***** Listing
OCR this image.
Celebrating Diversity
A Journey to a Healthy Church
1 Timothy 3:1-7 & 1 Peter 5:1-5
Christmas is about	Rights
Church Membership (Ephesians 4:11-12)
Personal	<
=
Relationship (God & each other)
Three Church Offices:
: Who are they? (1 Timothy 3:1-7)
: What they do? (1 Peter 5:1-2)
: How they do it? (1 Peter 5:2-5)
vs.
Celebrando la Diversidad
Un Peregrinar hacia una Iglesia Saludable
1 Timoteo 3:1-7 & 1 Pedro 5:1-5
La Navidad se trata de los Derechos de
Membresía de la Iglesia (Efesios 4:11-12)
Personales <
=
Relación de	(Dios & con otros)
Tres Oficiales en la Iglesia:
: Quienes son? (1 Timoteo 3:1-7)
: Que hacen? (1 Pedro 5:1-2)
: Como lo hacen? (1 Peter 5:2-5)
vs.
**********
• Exercise description: Transcribe each entry exactly.

• Output of the exercise:
OCR this image.
Celebrating Diversity
A Journey to a Healthy Church
1 Timothy 3:1-7 & 1 Peter 5:1-5
Christmas is about	Rights
Church Membership (Ephesians 4:11-12)
Personal	<
=
Relationship (God & each other)
Three Church Offices:
: Who are they? (1 Timothy 3:1-7)
: What they do? (1 Peter 5:1-2)
: How they do it? (1 Peter 5:2-5)
vs.
Celebrando la Diversidad
Un Peregrinar hacia una Iglesia Saludable
1 Timoteo 3:1-7 & 1 Pedro 5:1-5
La Navidad se trata de los Derechos de
Membresía de la Iglesia (Efesios 4:11-12)
Personales <
=
Relación de	(Dios & con otros)
Tres Oficiales en la Iglesia:
: Quienes son? (1 Timoteo 3:1-7)
: Que hacen? (1 Pedro 5:1-2)
: Como lo hacen? (1 Peter 5:2-5)
vs.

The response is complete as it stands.